● WHAT TO WORK ON
Without the pictures, copy all the entries below exactly.

● EXTRACTED ENTRIES
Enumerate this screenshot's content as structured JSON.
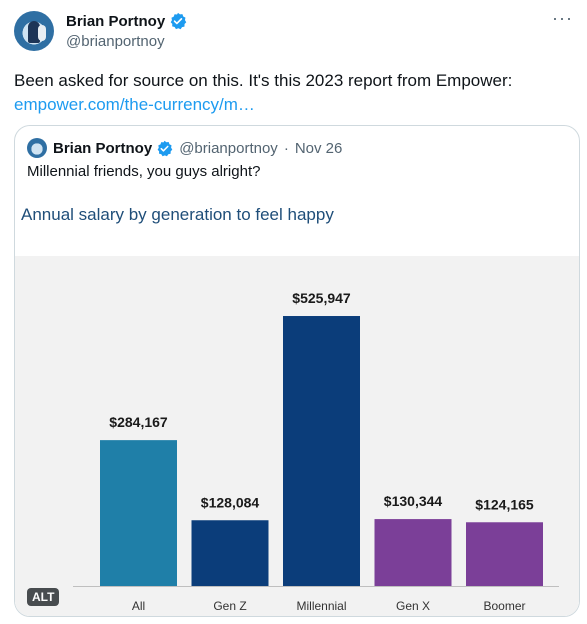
{
  "tweet": {
    "author_name": "Brian Portnoy",
    "author_handle": "@brianportnoy",
    "more_glyph": "···",
    "text": "Been asked for source on this. It's this 2023 report from Empower:",
    "link": "empower.com/the-currency/m…"
  },
  "quote": {
    "author_name": "Brian Portnoy",
    "author_handle": "@brianportnoy",
    "separator": "·",
    "date": "Nov 26",
    "text": "Millennial friends, you guys alright?",
    "alt_label": "ALT"
  },
  "colors": {
    "verified": "#1d9bf0",
    "link": "#1d9bf0",
    "title": "#1f4e79"
  },
  "icons": {
    "verified": "verified-badge-icon",
    "more": "more-icon"
  },
  "chart_data": {
    "type": "bar",
    "title": "Annual salary by generation to feel happy",
    "categories": [
      "All",
      "Gen Z",
      "Millennial",
      "Gen X",
      "Boomer"
    ],
    "values": [
      284167,
      128084,
      525947,
      130344,
      124165
    ],
    "value_labels": [
      "$284,167",
      "$128,084",
      "$525,947",
      "$130,344",
      "$124,165"
    ],
    "bar_colors": [
      "#1f7fa8",
      "#0b3d7a",
      "#0b3d7a",
      "#7b3f98",
      "#7b3f98"
    ],
    "ylim": [
      0,
      600000
    ],
    "grid": false,
    "xlabel": "",
    "ylabel": ""
  }
}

● TASK SOLUTION
Enumerate this screenshot's content as structured JSON.
{
  "tweet": {
    "author_name": "Brian Portnoy",
    "author_handle": "@brianportnoy",
    "more_glyph": "···",
    "text": "Been asked for source on this. It's this 2023 report from Empower:",
    "link": "empower.com/the-currency/m…"
  },
  "quote": {
    "author_name": "Brian Portnoy",
    "author_handle": "@brianportnoy",
    "separator": "·",
    "date": "Nov 26",
    "text": "Millennial friends, you guys alright?",
    "alt_label": "ALT"
  },
  "colors": {
    "verified": "#1d9bf0",
    "link": "#1d9bf0",
    "title": "#1f4e79"
  },
  "icons": {
    "verified": "verified-badge-icon",
    "more": "more-icon"
  },
  "chart_data": {
    "type": "bar",
    "title": "Annual salary by generation to feel happy",
    "categories": [
      "All",
      "Gen Z",
      "Millennial",
      "Gen X",
      "Boomer"
    ],
    "values": [
      284167,
      128084,
      525947,
      130344,
      124165
    ],
    "value_labels": [
      "$284,167",
      "$128,084",
      "$525,947",
      "$130,344",
      "$124,165"
    ],
    "bar_colors": [
      "#1f7fa8",
      "#0b3d7a",
      "#0b3d7a",
      "#7b3f98",
      "#7b3f98"
    ],
    "ylim": [
      0,
      600000
    ],
    "grid": false,
    "xlabel": "",
    "ylabel": ""
  }
}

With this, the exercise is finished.